• The request
Find how many lines in the data below mention "management". Give the number only.

• Record list

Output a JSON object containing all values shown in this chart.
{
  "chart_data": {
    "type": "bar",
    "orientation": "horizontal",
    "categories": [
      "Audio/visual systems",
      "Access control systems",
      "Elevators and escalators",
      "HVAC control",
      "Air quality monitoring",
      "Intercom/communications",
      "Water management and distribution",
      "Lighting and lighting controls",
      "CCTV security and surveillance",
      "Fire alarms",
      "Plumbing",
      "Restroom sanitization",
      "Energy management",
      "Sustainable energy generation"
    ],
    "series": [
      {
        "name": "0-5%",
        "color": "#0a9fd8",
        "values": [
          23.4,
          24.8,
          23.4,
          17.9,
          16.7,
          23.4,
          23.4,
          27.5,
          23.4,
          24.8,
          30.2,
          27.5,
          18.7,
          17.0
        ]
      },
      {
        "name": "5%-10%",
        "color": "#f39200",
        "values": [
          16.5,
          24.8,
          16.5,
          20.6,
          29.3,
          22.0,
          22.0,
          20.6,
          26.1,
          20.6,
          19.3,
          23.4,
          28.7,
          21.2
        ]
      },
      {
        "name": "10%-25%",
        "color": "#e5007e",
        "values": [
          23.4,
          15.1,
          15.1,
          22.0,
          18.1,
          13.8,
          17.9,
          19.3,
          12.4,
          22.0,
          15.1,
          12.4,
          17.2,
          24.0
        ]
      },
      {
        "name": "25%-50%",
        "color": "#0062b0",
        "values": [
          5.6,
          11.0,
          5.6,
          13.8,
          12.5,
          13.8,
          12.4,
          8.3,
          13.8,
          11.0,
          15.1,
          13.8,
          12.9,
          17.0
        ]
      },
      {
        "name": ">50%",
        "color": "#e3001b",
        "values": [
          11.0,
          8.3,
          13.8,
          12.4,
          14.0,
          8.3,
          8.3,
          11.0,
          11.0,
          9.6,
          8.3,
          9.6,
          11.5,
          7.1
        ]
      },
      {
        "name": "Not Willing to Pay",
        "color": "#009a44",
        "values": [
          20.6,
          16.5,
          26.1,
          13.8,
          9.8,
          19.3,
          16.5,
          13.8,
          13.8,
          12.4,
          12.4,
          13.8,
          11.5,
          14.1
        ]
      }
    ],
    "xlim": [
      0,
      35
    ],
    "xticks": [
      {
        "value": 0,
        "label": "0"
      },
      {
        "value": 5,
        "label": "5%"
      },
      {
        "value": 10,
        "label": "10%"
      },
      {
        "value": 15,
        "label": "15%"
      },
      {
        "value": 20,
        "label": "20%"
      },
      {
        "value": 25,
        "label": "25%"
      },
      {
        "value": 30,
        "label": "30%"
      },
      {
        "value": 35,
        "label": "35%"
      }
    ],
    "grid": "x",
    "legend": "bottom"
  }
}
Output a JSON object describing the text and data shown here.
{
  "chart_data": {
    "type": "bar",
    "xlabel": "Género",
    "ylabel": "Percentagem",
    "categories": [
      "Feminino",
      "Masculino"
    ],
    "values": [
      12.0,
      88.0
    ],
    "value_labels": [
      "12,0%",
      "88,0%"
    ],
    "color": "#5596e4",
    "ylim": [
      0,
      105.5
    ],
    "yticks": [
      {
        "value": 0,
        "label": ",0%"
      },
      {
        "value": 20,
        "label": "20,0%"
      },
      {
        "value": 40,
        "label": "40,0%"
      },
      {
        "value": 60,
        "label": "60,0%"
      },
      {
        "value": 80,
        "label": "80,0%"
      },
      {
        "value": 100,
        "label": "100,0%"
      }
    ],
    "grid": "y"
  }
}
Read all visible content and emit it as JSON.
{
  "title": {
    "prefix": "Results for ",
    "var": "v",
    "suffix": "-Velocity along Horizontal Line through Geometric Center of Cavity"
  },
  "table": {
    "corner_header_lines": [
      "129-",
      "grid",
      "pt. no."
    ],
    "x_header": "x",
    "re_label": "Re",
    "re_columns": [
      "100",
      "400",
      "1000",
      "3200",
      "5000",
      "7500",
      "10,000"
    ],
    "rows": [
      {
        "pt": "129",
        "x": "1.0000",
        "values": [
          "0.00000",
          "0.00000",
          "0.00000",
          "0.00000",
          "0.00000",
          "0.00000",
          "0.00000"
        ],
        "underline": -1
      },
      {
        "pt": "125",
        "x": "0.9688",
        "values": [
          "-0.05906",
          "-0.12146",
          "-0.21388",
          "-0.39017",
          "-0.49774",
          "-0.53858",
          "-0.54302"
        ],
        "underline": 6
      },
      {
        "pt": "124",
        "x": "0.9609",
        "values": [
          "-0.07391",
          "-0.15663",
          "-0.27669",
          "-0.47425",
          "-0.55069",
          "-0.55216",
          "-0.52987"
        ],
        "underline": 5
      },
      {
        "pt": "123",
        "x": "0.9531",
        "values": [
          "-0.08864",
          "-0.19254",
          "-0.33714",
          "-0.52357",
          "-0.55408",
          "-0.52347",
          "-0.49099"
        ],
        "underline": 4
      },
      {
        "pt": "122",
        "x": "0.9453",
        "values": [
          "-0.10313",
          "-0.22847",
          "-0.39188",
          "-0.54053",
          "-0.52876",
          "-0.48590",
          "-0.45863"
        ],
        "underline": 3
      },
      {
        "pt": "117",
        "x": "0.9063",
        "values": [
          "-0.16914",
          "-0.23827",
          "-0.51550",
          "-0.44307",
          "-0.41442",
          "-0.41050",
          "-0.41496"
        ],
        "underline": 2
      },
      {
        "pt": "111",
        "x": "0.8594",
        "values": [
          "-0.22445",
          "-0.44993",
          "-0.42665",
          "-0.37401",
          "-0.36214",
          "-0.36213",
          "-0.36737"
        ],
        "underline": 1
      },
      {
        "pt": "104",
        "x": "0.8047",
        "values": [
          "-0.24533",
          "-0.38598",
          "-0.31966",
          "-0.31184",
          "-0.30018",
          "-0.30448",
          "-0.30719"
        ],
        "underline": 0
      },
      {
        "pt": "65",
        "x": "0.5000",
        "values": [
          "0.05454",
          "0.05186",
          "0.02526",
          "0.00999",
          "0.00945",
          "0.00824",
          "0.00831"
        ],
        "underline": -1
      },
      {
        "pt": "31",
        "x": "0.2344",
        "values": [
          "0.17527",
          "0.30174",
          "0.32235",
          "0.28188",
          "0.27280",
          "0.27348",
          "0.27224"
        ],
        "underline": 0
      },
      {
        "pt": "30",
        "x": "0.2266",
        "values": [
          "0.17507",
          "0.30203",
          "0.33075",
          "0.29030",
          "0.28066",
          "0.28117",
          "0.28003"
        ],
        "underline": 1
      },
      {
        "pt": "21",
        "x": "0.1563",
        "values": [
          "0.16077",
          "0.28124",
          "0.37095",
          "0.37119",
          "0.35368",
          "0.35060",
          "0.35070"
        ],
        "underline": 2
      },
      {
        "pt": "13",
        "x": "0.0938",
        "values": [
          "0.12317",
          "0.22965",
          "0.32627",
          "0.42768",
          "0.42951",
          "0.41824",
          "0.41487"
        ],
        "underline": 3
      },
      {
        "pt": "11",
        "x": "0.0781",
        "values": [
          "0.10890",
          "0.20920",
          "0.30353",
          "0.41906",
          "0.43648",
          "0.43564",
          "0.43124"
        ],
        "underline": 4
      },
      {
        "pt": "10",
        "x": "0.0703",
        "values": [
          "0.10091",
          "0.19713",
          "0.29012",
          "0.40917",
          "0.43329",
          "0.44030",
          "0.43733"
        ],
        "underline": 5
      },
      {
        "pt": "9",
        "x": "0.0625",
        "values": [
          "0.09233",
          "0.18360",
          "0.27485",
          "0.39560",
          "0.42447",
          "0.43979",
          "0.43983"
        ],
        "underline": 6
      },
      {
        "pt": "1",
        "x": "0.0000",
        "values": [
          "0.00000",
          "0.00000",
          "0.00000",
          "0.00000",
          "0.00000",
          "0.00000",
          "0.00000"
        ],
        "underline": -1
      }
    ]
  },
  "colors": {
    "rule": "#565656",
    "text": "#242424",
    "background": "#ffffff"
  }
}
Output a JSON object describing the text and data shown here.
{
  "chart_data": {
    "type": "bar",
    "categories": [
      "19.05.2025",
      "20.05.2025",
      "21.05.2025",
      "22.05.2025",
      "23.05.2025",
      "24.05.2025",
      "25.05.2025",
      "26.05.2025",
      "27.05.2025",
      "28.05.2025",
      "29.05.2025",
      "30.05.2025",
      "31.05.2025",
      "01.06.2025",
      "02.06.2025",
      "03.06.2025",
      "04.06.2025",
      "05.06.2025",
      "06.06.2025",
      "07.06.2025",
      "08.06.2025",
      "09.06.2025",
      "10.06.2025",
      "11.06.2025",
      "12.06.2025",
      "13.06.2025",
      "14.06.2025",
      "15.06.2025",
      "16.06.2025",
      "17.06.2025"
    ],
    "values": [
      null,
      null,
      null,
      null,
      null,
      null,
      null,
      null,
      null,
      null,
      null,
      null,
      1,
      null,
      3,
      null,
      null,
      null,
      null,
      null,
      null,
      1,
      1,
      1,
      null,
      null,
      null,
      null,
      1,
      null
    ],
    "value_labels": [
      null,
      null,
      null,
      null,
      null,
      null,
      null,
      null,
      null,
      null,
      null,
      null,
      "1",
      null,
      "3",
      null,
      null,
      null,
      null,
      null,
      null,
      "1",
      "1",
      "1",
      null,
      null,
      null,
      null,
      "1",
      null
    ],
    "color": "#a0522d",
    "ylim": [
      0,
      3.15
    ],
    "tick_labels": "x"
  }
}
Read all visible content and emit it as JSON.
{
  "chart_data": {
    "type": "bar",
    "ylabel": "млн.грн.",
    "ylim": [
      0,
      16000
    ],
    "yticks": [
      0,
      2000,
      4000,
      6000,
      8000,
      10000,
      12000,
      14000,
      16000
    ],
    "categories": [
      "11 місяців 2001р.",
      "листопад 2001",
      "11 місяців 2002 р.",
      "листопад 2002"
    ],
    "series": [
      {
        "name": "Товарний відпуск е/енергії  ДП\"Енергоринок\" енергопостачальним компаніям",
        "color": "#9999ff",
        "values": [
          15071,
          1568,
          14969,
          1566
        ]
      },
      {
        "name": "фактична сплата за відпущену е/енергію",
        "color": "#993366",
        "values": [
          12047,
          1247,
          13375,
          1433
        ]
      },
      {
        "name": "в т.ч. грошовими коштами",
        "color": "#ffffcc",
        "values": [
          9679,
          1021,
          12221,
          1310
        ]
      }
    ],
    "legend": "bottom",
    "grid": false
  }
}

• Answer to this problem
2